▶ [EXTRACTED ENTRIES]:
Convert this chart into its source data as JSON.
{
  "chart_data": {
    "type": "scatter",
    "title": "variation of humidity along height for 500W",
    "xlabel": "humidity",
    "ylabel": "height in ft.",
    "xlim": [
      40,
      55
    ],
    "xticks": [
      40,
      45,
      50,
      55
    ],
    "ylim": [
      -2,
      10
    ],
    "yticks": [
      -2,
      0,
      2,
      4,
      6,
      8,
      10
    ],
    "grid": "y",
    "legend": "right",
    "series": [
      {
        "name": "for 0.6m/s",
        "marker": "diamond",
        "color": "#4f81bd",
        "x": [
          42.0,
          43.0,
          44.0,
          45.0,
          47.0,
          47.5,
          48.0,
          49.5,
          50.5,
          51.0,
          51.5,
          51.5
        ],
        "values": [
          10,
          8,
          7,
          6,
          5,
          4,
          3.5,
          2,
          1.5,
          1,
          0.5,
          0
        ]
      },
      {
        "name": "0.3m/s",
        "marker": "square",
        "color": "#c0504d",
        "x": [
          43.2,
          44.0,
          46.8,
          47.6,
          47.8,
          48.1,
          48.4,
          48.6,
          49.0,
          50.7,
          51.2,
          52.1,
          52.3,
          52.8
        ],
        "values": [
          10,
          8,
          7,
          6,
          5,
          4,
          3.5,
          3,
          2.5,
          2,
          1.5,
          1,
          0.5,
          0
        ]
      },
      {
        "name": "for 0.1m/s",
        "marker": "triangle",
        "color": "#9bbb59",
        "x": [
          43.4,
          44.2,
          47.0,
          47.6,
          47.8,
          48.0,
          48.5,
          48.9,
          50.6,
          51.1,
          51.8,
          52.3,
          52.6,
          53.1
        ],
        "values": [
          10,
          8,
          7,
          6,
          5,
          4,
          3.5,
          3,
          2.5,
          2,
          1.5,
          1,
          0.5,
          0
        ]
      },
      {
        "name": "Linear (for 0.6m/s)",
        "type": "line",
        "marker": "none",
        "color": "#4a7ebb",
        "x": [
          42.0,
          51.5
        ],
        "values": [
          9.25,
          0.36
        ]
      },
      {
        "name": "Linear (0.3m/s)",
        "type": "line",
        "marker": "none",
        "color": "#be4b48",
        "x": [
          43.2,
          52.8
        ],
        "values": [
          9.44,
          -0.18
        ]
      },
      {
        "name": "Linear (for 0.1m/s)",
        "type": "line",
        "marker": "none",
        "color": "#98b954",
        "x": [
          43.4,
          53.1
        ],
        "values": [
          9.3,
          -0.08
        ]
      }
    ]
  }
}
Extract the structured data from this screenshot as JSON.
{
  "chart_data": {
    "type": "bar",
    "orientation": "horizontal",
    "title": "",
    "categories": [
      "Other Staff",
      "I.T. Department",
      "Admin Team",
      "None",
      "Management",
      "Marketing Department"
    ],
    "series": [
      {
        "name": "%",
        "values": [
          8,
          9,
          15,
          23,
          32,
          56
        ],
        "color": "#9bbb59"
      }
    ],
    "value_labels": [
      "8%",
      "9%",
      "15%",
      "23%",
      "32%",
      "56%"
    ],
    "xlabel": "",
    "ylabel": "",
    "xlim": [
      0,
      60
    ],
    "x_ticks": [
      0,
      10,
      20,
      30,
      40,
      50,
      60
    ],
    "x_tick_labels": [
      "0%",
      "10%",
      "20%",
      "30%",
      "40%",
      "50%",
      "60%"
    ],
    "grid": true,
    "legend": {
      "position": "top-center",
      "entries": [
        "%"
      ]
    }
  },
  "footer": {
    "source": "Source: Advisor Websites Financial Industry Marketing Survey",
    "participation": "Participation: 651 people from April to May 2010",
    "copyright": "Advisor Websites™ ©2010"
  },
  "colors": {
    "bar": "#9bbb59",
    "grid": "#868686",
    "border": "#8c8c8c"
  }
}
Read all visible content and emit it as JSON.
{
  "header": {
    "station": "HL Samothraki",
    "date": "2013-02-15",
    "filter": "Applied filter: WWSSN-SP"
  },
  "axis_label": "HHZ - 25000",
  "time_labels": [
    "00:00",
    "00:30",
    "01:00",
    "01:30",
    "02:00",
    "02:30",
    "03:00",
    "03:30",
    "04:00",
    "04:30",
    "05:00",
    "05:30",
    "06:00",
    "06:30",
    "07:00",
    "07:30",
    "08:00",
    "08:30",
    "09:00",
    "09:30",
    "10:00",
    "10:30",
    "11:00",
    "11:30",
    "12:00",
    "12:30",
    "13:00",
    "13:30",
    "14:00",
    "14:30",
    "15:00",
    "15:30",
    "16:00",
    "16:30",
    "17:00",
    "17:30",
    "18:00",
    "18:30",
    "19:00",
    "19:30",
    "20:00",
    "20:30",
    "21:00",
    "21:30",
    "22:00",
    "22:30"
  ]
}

▶ [TASK GOAL]: The answer must consist solely of the number of lines in the entries that contain the word "title".

▶ [WRITTEN SOLUTION]: 2